>> Start THE INPUT
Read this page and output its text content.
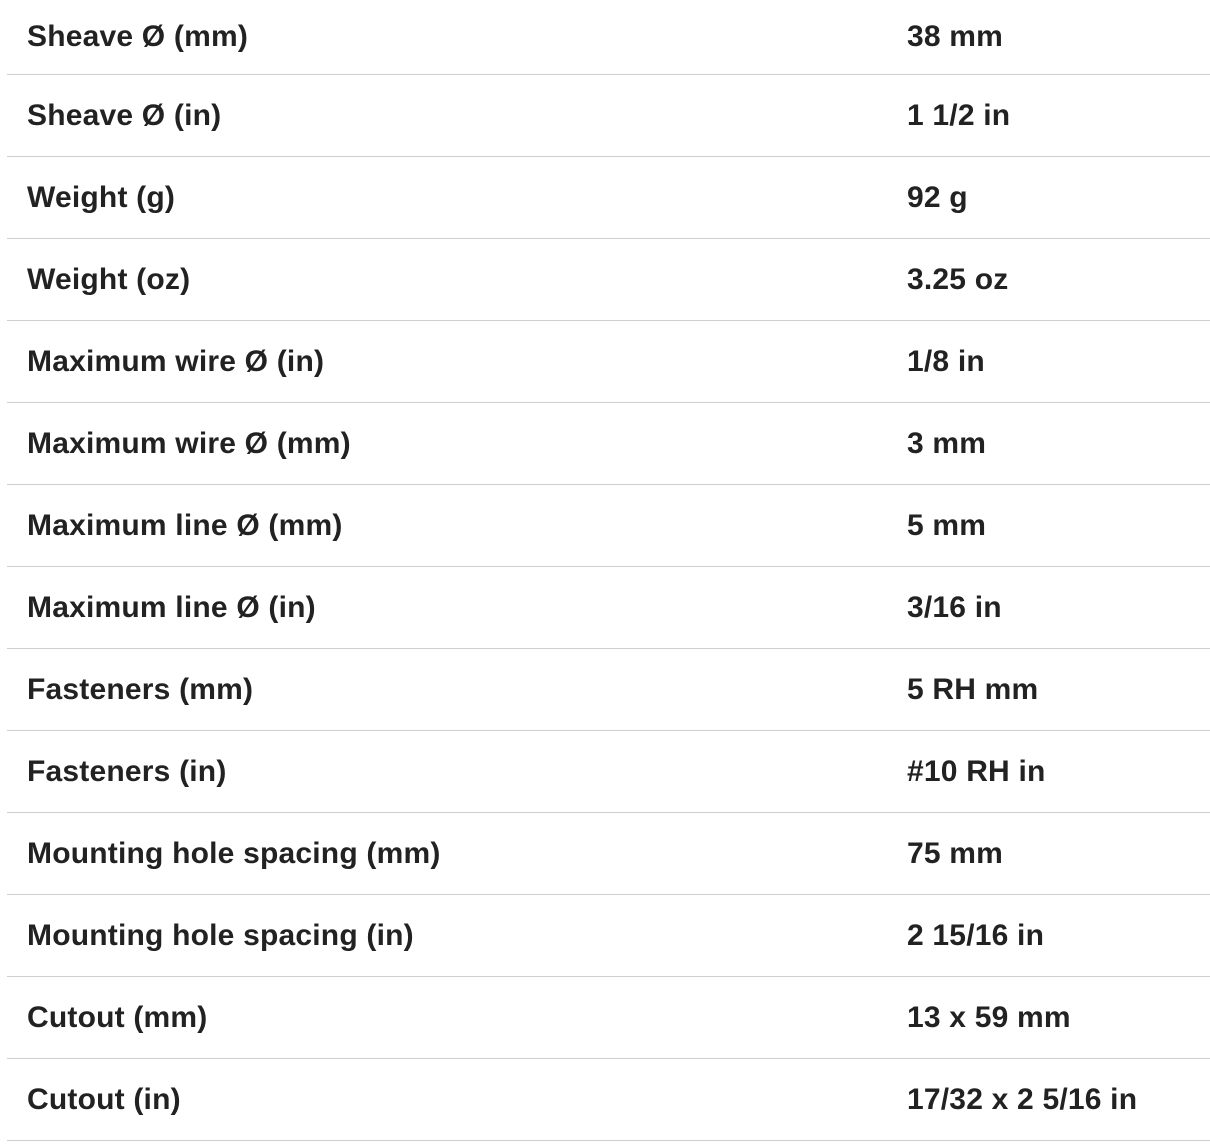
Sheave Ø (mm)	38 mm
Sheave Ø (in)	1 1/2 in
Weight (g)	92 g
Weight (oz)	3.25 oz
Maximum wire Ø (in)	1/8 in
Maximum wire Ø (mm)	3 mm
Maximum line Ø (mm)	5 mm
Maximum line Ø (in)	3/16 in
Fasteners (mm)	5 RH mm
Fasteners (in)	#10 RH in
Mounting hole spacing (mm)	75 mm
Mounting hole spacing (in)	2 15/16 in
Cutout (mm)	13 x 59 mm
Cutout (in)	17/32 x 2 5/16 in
>> End THE INPUT
>> Start THE INPUT
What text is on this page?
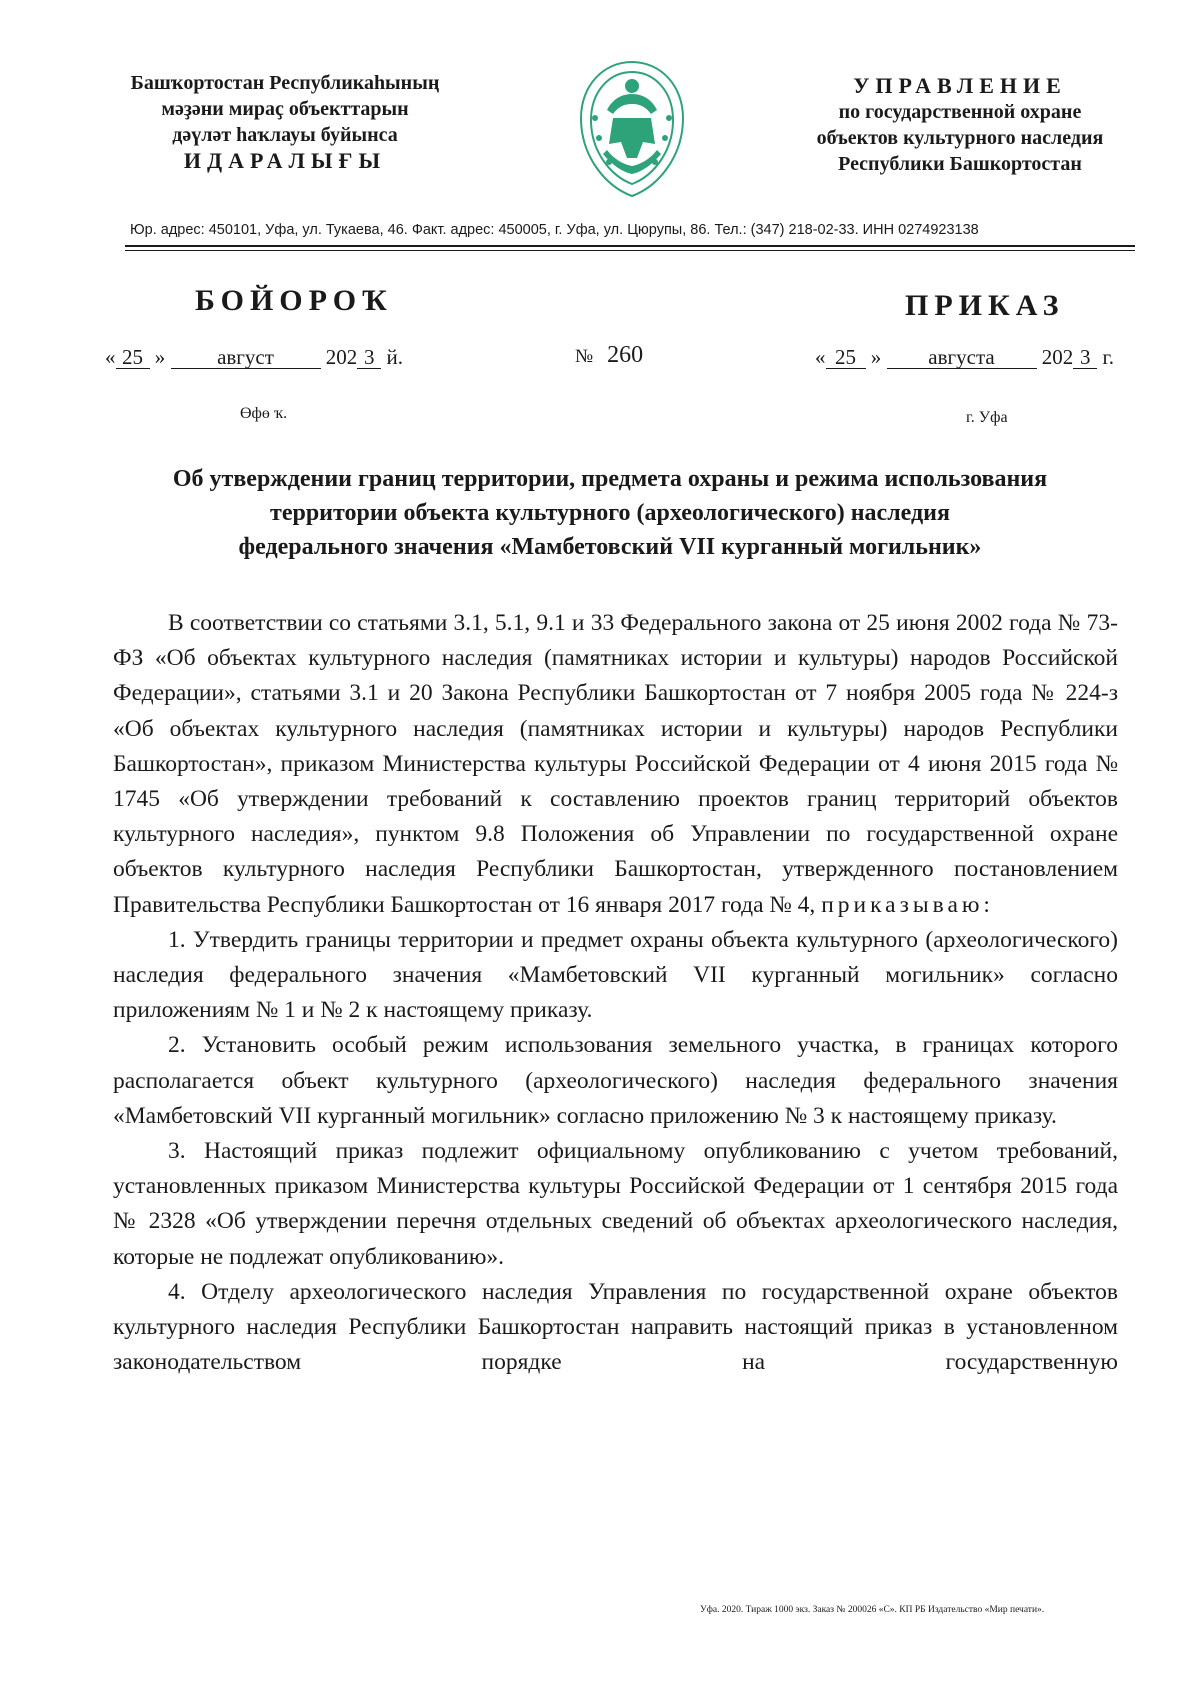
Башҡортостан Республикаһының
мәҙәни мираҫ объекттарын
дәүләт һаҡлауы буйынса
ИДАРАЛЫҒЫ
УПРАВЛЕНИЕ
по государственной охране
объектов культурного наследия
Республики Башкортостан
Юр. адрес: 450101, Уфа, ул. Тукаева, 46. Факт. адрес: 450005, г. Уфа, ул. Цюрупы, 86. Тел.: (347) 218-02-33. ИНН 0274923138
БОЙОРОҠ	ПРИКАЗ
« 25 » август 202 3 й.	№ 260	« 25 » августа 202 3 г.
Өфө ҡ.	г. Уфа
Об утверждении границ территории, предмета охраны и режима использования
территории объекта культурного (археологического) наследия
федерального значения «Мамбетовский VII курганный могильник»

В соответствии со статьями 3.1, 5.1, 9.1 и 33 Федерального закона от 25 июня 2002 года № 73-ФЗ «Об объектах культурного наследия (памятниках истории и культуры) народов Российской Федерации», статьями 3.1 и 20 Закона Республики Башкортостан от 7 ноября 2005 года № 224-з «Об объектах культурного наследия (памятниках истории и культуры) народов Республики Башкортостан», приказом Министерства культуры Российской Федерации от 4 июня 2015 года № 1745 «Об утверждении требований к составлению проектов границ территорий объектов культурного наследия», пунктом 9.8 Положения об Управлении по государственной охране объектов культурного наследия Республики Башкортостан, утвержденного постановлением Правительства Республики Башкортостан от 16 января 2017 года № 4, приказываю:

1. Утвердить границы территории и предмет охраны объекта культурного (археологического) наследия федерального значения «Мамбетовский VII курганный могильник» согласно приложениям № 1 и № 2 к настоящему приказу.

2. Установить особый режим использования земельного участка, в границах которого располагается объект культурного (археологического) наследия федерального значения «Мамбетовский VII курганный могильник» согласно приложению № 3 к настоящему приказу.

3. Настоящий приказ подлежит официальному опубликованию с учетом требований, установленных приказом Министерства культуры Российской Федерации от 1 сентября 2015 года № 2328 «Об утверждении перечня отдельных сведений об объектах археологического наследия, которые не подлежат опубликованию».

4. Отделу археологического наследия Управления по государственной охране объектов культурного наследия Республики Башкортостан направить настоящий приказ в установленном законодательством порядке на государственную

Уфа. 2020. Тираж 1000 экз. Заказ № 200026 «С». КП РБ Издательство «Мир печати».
>> End THE INPUT
>> Start THE INPUT
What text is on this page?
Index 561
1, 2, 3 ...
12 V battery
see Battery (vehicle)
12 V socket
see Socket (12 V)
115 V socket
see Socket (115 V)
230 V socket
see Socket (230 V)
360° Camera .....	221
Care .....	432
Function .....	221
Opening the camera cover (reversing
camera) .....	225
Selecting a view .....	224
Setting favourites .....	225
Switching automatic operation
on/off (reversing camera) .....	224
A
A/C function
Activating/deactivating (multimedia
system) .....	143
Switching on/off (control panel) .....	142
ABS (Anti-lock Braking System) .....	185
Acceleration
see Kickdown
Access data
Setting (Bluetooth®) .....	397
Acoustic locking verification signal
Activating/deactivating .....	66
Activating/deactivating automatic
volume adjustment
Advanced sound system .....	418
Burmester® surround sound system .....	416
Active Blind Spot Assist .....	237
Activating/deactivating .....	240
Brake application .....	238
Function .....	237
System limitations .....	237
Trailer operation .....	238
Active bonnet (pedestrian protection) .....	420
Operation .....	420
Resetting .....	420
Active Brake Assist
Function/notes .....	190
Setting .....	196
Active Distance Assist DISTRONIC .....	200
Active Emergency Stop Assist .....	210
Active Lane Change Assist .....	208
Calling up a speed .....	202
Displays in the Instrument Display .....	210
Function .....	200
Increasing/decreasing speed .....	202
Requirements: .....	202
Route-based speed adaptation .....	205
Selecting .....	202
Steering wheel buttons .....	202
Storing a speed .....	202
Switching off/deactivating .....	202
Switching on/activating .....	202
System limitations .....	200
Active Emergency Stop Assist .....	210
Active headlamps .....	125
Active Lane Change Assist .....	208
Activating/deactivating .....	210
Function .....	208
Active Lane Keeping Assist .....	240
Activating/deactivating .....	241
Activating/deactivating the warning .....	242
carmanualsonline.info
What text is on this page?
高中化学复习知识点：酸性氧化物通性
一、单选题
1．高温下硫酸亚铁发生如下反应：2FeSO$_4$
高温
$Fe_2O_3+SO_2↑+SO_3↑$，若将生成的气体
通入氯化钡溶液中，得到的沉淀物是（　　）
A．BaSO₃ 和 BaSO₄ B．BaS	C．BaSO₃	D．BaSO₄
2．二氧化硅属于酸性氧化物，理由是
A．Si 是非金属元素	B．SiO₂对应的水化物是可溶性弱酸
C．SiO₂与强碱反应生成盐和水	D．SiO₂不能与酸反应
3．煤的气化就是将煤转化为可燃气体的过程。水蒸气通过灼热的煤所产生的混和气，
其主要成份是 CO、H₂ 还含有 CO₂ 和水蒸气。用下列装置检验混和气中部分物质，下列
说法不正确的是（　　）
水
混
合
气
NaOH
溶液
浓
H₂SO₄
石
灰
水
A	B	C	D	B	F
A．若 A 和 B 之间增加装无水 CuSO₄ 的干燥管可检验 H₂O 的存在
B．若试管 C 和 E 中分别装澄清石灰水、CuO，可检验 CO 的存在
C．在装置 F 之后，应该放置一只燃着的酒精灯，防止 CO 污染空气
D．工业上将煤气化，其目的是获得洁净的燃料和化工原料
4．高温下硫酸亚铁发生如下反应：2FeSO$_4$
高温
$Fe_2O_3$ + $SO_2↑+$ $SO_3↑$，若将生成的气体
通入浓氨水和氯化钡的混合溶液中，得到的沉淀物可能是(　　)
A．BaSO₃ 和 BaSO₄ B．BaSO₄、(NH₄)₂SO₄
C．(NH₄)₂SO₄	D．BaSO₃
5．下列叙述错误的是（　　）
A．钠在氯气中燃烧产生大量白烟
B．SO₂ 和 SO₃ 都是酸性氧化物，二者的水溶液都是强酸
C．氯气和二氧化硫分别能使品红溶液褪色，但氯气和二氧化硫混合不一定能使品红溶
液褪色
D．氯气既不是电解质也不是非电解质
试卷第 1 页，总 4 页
>> End THE INPUT
- TASK INSTRUCTIONS: Take every line that includes the string "高温下硫酸亚铁发生如下反应" and copy it.

- WRITTEN SOLUTION:
1．高温下硫酸亚铁发生如下反应：2FeSO$_4$
4．高温下硫酸亚铁发生如下反应：2FeSO$_4$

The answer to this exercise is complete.